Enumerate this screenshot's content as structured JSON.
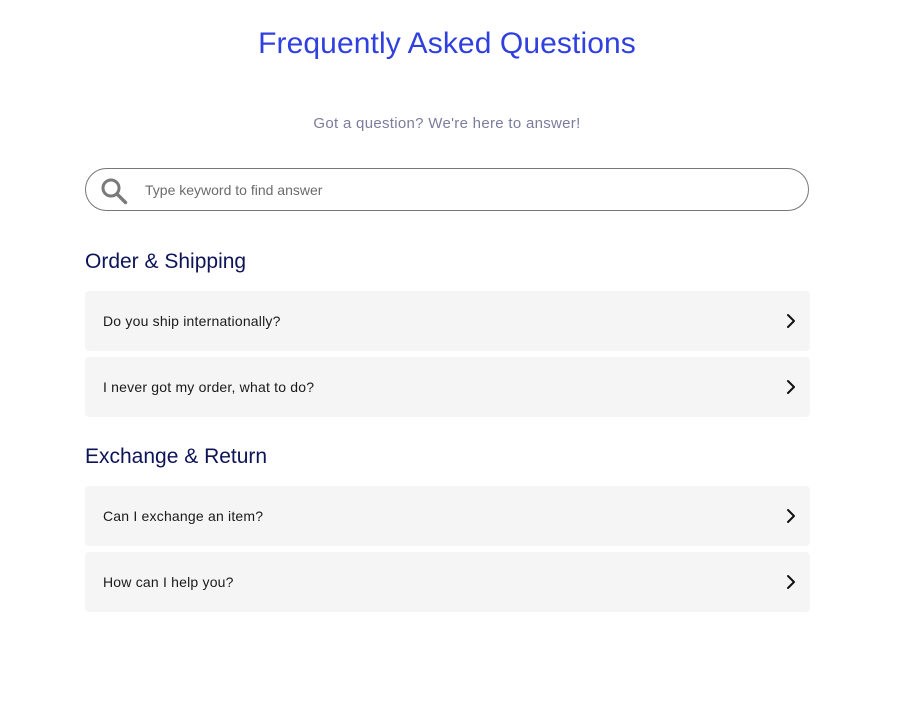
{
  "header": {
    "title": "Frequently Asked Questions",
    "subtitle": "Got a question? We're here to answer!"
  },
  "search": {
    "placeholder": "Type keyword to find answer",
    "value": "",
    "icon": "search-icon"
  },
  "sections": [
    {
      "title": "Order & Shipping",
      "items": [
        {
          "question": "Do you ship internationally?",
          "icon": "chevron-right-icon"
        },
        {
          "question": "I never got my order, what to do?",
          "icon": "chevron-right-icon"
        }
      ]
    },
    {
      "title": "Exchange & Return",
      "items": [
        {
          "question": "Can I exchange an item?",
          "icon": "chevron-right-icon"
        },
        {
          "question": "How can I help you?",
          "icon": "chevron-right-icon"
        }
      ]
    }
  ],
  "colors": {
    "title": "#2f3fe0",
    "subtitle": "#7a7d9c",
    "section_heading": "#0d1457",
    "item_background": "#f5f5f5",
    "search_border": "#777777"
  }
}
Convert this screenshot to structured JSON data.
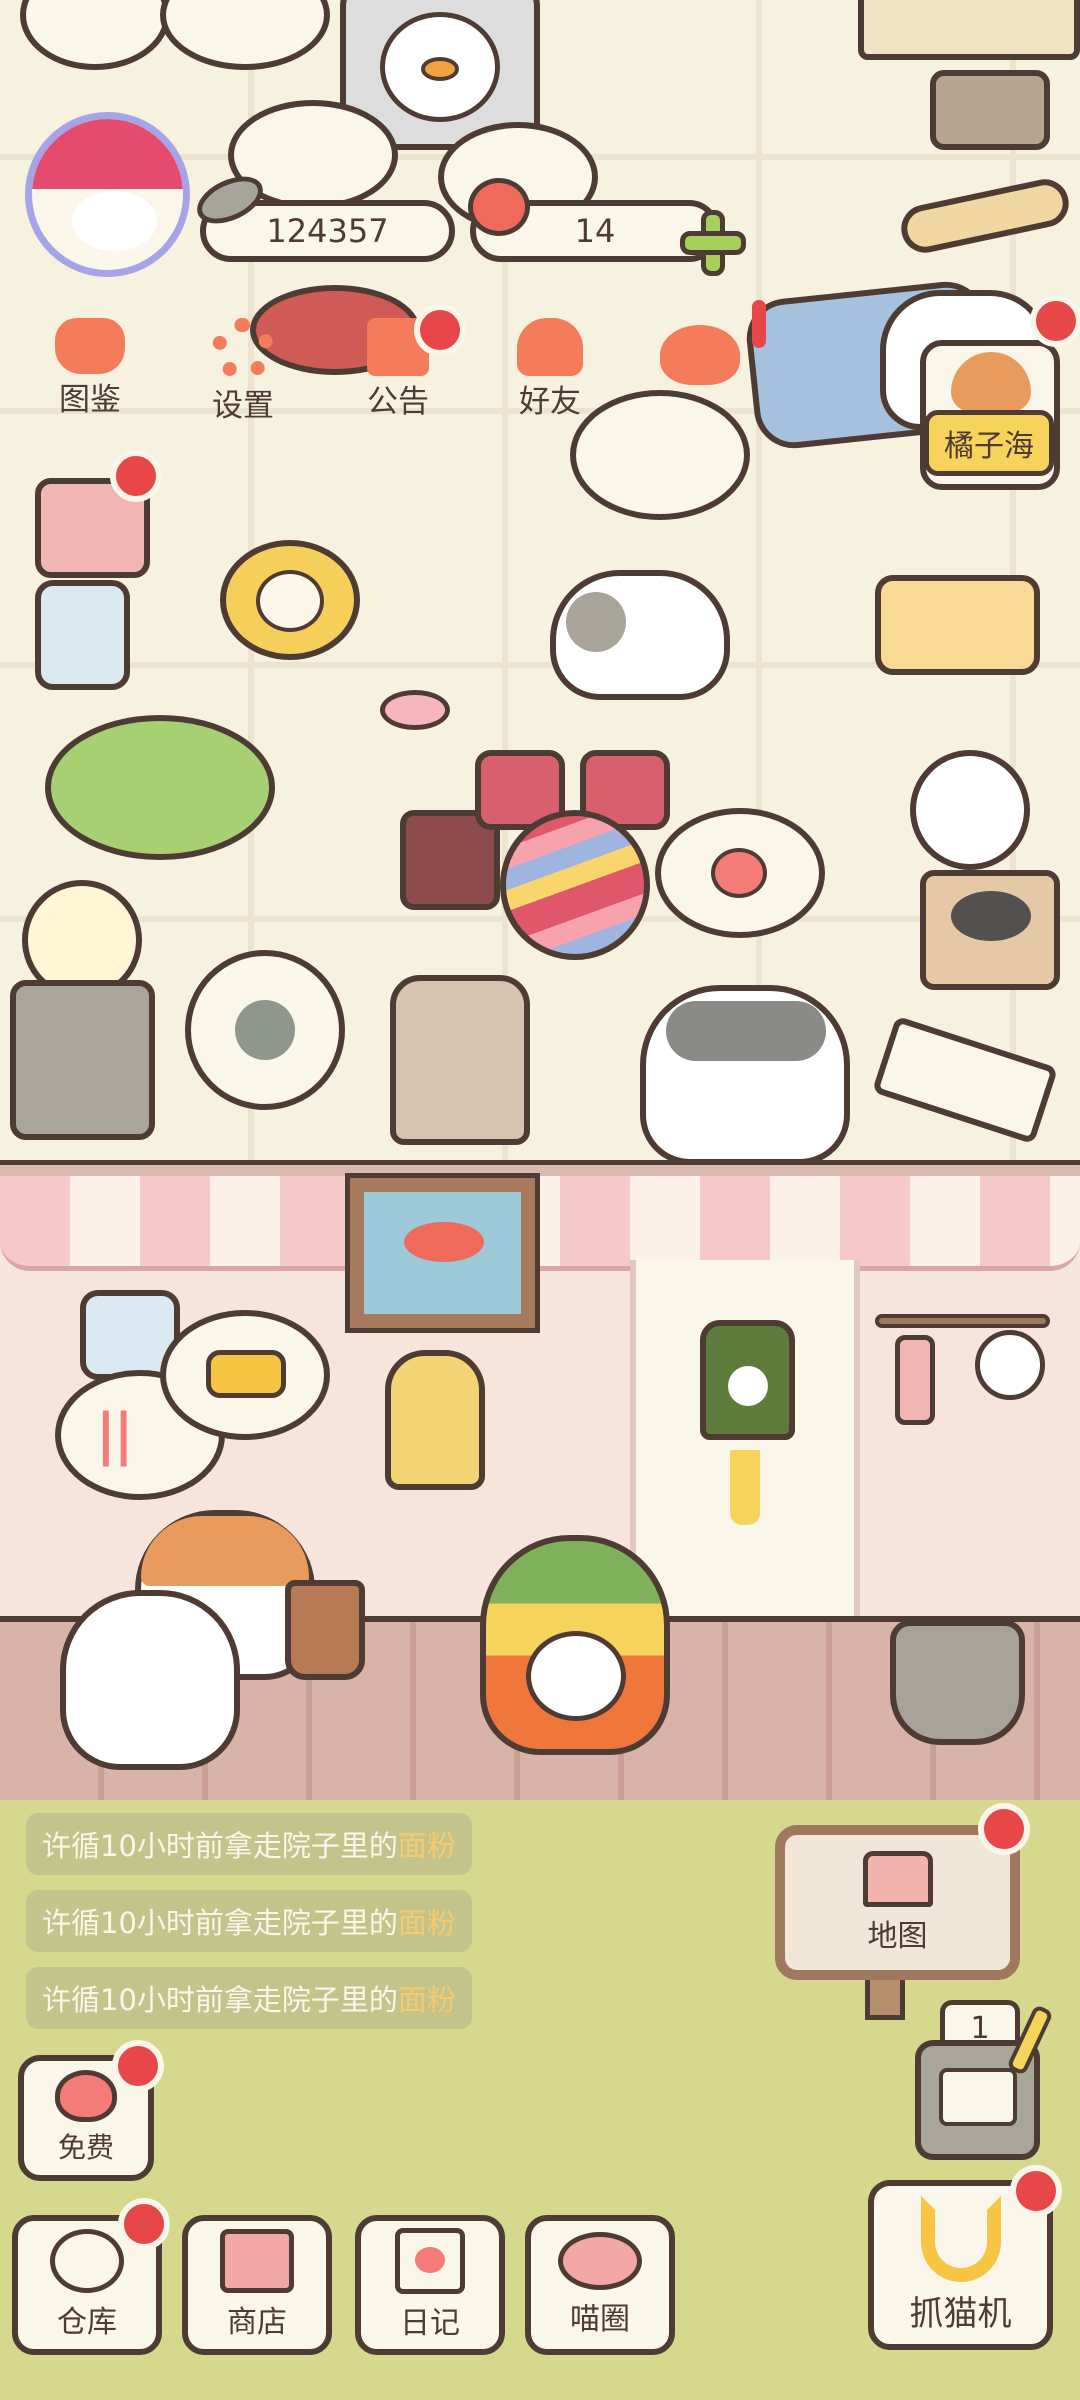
{
  "header": {
    "fish_currency": "124357",
    "apple_currency": "14"
  },
  "menu": [
    {
      "label": "图鉴"
    },
    {
      "label": "设置"
    },
    {
      "label": "公告"
    },
    {
      "label": "好友"
    }
  ],
  "player_tag": "橘子海",
  "messages": [
    {
      "prefix": "许循10小时前拿走院子里的",
      "item": "面粉"
    },
    {
      "prefix": "许循10小时前拿走院子里的",
      "item": "面粉"
    },
    {
      "prefix": "许循10小时前拿走院子里的",
      "item": "面粉"
    }
  ],
  "map_button": "地图",
  "slot_count": "1",
  "free_button": "免费",
  "bottom_nav": [
    {
      "label": "仓库"
    },
    {
      "label": "商店"
    },
    {
      "label": "日记"
    },
    {
      "label": "喵圈"
    }
  ],
  "claw_button": "抓猫机",
  "colors": {
    "outline": "#4e3b33",
    "cream": "#fbf6ea",
    "red_badge": "#e8474a",
    "grass": "#d7d98d",
    "coral": "#f07a5a"
  }
}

▸ **TASK TO CARRY OUT**:
Repeat the material above in full and exactly, omitting the pictures.

▸ **RESULT OF THIS EXERCISE**:
Enumerate this screenshot's content as structured JSON.
{
  "header": {
    "title": "Frequently Asked Questions",
    "subtitle": "Got a question? We're here to answer!"
  },
  "search": {
    "placeholder": "Type keyword to find answer",
    "value": "",
    "icon": "search-icon"
  },
  "sections": [
    {
      "title": "Order & Shipping",
      "items": [
        {
          "question": "Do you ship internationally?",
          "icon": "chevron-right-icon"
        },
        {
          "question": "I never got my order, what to do?",
          "icon": "chevron-right-icon"
        }
      ]
    },
    {
      "title": "Exchange & Return",
      "items": [
        {
          "question": "Can I exchange an item?",
          "icon": "chevron-right-icon"
        },
        {
          "question": "How can I help you?",
          "icon": "chevron-right-icon"
        }
      ]
    }
  ],
  "colors": {
    "title": "#2f3fe0",
    "subtitle": "#7a7d9c",
    "section_heading": "#0d1457",
    "item_background": "#f5f5f5",
    "search_border": "#777777"
  }
}
Convert this screenshot to structured JSON data.
{
  "header": {
    "fish_currency": "124357",
    "apple_currency": "14"
  },
  "menu": [
    {
      "label": "图鉴"
    },
    {
      "label": "设置"
    },
    {
      "label": "公告"
    },
    {
      "label": "好友"
    }
  ],
  "player_tag": "橘子海",
  "messages": [
    {
      "prefix": "许循10小时前拿走院子里的",
      "item": "面粉"
    },
    {
      "prefix": "许循10小时前拿走院子里的",
      "item": "面粉"
    },
    {
      "prefix": "许循10小时前拿走院子里的",
      "item": "面粉"
    }
  ],
  "map_button": "地图",
  "slot_count": "1",
  "free_button": "免费",
  "bottom_nav": [
    {
      "label": "仓库"
    },
    {
      "label": "商店"
    },
    {
      "label": "日记"
    },
    {
      "label": "喵圈"
    }
  ],
  "claw_button": "抓猫机",
  "colors": {
    "outline": "#4e3b33",
    "cream": "#fbf6ea",
    "red_badge": "#e8474a",
    "grass": "#d7d98d",
    "coral": "#f07a5a"
  }
}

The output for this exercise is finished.